In the data, extract each line that holds the string "right".

RAW DATA -
*****

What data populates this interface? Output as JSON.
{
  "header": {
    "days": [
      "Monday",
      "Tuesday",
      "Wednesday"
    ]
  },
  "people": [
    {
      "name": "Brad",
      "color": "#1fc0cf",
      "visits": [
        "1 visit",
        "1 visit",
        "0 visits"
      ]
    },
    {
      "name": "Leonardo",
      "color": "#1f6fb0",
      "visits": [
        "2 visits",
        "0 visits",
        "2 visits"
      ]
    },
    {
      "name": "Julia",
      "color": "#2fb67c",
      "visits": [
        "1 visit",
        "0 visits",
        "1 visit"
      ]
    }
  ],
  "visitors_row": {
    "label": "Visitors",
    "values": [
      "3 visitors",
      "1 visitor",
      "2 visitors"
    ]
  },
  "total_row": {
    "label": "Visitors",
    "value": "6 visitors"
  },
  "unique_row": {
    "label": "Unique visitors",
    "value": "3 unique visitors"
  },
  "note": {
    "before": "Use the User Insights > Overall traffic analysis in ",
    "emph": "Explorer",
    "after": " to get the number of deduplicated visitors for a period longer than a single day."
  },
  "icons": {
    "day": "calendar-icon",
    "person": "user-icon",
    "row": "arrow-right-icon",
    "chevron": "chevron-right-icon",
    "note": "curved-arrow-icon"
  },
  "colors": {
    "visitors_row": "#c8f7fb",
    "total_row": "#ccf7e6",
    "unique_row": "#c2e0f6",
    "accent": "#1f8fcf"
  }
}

*****

OUTPUT OF THE EXERCISE -
    "row": "arrow-right-icon",
    "chevron": "chevron-right-icon",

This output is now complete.